AIM: Select and copy out every line in the records containing "this".

## Start EXCERPTED DATA

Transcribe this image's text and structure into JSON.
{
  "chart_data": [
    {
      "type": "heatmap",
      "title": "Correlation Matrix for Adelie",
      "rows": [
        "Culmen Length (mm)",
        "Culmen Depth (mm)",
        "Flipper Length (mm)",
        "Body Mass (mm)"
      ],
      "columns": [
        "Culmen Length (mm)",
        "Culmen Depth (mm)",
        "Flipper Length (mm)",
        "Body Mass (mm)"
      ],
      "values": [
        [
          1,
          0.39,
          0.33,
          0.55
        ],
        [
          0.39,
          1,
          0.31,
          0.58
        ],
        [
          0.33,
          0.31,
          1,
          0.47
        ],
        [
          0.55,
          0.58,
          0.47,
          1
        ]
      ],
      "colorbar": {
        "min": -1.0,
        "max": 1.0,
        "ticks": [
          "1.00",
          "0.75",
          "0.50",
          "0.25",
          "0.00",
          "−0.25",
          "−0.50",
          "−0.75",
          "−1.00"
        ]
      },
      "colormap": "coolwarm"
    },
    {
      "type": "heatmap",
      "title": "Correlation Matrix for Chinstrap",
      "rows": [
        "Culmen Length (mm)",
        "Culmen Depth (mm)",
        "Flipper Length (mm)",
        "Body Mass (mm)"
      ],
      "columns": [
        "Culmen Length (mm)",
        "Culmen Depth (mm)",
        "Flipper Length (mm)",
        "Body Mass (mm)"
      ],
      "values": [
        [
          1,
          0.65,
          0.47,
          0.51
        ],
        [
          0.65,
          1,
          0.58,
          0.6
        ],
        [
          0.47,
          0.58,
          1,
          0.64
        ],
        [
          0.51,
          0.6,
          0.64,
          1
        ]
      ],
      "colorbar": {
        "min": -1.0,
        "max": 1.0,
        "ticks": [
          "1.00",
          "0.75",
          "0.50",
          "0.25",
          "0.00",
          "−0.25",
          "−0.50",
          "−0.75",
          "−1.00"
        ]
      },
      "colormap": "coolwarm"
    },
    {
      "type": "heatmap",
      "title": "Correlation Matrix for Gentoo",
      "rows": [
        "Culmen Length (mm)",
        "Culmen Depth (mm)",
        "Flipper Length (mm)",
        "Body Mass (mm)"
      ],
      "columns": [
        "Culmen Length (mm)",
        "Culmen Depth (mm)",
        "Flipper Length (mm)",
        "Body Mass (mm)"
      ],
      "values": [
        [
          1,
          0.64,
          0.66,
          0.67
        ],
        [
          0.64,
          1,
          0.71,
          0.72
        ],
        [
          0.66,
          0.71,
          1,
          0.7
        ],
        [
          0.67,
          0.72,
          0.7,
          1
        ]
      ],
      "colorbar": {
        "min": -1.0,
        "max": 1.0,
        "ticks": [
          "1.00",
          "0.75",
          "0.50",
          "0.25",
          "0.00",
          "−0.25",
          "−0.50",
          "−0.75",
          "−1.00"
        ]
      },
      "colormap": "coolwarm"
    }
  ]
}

## End EXCERPTED DATA
## Start EXCERPTED DATA

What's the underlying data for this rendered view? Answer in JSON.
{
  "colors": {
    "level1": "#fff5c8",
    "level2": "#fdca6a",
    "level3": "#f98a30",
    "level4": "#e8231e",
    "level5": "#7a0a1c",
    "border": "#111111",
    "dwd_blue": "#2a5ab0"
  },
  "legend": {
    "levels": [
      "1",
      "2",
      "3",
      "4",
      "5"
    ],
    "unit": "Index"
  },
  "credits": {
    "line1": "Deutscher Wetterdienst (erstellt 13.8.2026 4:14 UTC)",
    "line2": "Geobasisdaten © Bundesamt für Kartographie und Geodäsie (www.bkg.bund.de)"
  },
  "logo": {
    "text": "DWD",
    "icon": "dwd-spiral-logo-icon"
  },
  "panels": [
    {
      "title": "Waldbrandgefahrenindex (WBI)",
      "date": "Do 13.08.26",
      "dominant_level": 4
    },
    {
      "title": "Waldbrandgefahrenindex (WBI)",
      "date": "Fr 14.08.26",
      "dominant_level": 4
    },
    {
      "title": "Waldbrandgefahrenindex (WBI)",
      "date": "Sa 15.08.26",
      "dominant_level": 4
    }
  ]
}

## End EXCERPTED DATA

RESULT:
Transcribe this image's text and structure into JSON.
What's the underlying data for this rendered view? Answer in JSON.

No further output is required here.